* **Task details**
In the entries that follow, count each line containing "million" and state the total, nothing more.

━━ Information shown

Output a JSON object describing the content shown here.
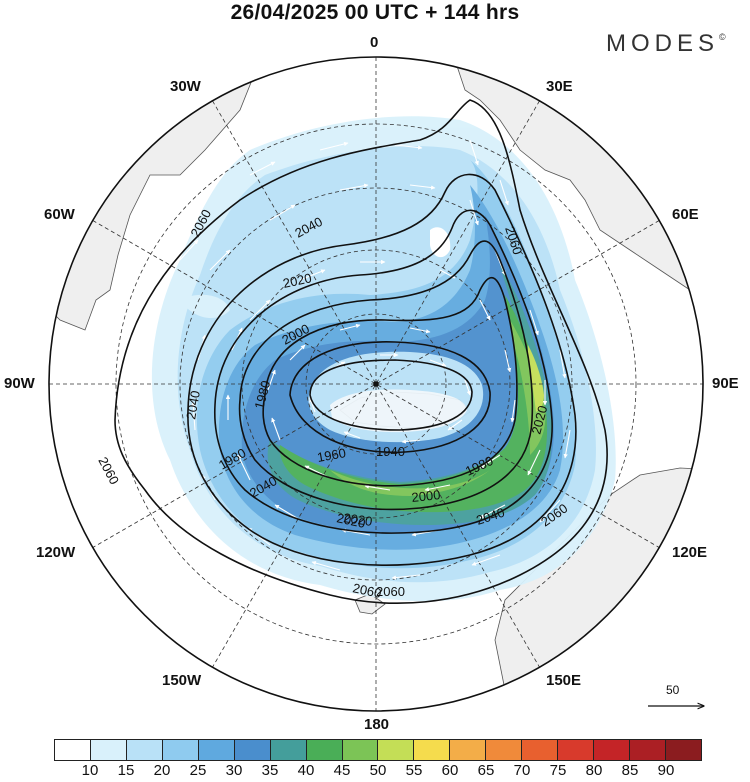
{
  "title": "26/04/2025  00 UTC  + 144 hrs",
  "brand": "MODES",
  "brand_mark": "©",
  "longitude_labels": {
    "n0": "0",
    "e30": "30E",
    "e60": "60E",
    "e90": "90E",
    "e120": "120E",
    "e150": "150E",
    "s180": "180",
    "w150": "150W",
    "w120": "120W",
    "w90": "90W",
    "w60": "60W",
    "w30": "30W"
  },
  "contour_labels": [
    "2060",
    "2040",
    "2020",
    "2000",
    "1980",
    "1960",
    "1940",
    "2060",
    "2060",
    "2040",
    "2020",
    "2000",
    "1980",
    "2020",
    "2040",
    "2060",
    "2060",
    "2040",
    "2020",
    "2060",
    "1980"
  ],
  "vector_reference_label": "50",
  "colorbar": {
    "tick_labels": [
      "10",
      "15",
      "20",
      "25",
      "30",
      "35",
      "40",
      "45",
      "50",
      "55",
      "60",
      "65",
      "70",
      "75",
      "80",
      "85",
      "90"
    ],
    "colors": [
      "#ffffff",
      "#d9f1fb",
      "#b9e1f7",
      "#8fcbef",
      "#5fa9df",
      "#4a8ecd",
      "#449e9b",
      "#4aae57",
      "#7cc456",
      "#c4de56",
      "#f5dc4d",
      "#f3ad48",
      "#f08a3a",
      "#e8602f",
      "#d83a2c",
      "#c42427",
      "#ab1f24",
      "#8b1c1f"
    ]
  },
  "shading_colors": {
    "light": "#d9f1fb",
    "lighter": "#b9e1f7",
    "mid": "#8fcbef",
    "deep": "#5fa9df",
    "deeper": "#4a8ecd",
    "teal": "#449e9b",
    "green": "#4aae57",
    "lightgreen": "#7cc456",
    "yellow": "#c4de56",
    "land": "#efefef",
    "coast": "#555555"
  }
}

━━━━
━━ Information shown

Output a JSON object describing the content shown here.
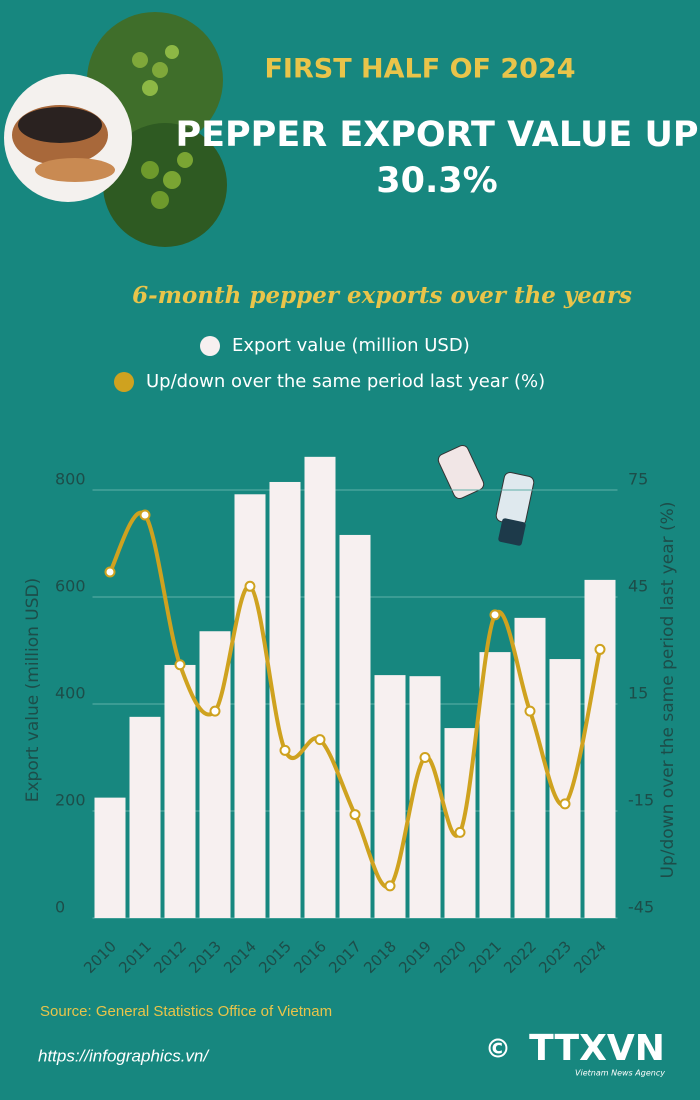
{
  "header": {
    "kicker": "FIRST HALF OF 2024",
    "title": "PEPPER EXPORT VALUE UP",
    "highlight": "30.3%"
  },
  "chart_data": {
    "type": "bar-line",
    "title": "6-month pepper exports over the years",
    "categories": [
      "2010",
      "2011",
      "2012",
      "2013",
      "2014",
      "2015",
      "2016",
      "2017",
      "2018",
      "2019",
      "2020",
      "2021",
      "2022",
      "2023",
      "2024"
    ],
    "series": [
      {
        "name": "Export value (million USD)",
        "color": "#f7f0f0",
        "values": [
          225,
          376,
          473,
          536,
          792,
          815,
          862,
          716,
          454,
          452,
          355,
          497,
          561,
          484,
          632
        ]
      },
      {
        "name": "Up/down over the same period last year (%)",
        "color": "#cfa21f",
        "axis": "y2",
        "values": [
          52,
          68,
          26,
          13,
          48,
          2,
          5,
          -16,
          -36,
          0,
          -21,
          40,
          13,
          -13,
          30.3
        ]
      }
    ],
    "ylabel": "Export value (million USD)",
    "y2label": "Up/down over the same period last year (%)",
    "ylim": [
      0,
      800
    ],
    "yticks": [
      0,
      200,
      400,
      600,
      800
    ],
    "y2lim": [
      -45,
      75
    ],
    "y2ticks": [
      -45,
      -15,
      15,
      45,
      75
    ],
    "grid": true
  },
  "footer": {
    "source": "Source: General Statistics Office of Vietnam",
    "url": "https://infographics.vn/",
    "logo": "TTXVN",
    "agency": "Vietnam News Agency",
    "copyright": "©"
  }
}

━━━━

* **Result**
2